(Records contained in a dataset)

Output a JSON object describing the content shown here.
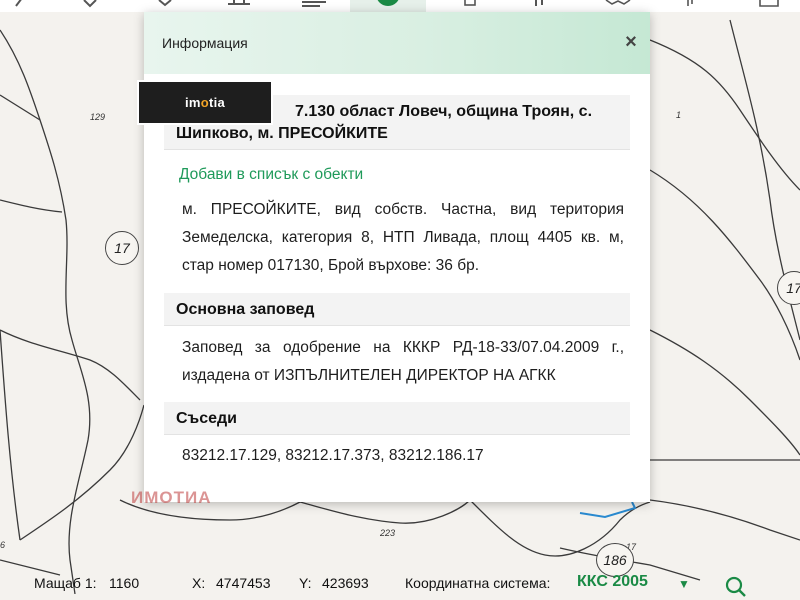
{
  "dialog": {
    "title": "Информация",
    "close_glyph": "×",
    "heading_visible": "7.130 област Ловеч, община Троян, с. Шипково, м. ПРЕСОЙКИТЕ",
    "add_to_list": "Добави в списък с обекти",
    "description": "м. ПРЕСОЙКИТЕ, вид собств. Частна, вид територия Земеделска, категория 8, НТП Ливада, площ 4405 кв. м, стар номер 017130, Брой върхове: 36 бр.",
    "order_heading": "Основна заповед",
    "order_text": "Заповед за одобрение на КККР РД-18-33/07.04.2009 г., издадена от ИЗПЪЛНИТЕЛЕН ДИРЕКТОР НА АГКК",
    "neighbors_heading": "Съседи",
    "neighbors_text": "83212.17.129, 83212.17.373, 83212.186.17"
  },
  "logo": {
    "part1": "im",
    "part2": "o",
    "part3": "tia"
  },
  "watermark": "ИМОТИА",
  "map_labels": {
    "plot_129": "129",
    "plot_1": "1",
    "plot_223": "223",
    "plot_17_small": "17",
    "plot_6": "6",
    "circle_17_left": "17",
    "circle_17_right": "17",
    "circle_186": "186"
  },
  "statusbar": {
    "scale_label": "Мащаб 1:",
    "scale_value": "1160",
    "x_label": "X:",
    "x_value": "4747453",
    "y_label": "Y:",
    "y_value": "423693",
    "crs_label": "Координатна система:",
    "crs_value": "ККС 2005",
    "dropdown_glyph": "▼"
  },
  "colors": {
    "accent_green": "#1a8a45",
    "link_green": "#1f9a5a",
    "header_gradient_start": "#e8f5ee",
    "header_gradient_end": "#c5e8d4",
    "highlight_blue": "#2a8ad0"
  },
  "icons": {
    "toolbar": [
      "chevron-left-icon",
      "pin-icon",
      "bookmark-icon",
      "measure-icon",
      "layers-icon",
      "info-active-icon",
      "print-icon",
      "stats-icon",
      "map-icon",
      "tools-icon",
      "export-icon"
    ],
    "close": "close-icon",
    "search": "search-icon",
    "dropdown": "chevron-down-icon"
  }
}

Do this ::
Omit the pictures, then output the rest of the listing exactly.

Expected answer ::
Output a JSON object describing the content shown here.
{
  "dialog": {
    "title": "Информация",
    "close_glyph": "×",
    "heading_visible": "7.130 област Ловеч, община Троян, с. Шипково, м. ПРЕСОЙКИТЕ",
    "add_to_list": "Добави в списък с обекти",
    "description": "м. ПРЕСОЙКИТЕ, вид собств. Частна, вид територия Земеделска, категория 8, НТП Ливада, площ 4405 кв. м, стар номер 017130, Брой върхове: 36 бр.",
    "order_heading": "Основна заповед",
    "order_text": "Заповед за одобрение на КККР РД-18-33/07.04.2009 г., издадена от ИЗПЪЛНИТЕЛЕН ДИРЕКТОР НА АГКК",
    "neighbors_heading": "Съседи",
    "neighbors_text": "83212.17.129, 83212.17.373, 83212.186.17"
  },
  "logo": {
    "part1": "im",
    "part2": "o",
    "part3": "tia"
  },
  "watermark": "ИМОТИА",
  "map_labels": {
    "plot_129": "129",
    "plot_1": "1",
    "plot_223": "223",
    "plot_17_small": "17",
    "plot_6": "6",
    "circle_17_left": "17",
    "circle_17_right": "17",
    "circle_186": "186"
  },
  "statusbar": {
    "scale_label": "Мащаб 1:",
    "scale_value": "1160",
    "x_label": "X:",
    "x_value": "4747453",
    "y_label": "Y:",
    "y_value": "423693",
    "crs_label": "Координатна система:",
    "crs_value": "ККС 2005",
    "dropdown_glyph": "▼"
  },
  "colors": {
    "accent_green": "#1a8a45",
    "link_green": "#1f9a5a",
    "header_gradient_start": "#e8f5ee",
    "header_gradient_end": "#c5e8d4",
    "highlight_blue": "#2a8ad0"
  },
  "icons": {
    "toolbar": [
      "chevron-left-icon",
      "pin-icon",
      "bookmark-icon",
      "measure-icon",
      "layers-icon",
      "info-active-icon",
      "print-icon",
      "stats-icon",
      "map-icon",
      "tools-icon",
      "export-icon"
    ],
    "close": "close-icon",
    "search": "search-icon",
    "dropdown": "chevron-down-icon"
  }
}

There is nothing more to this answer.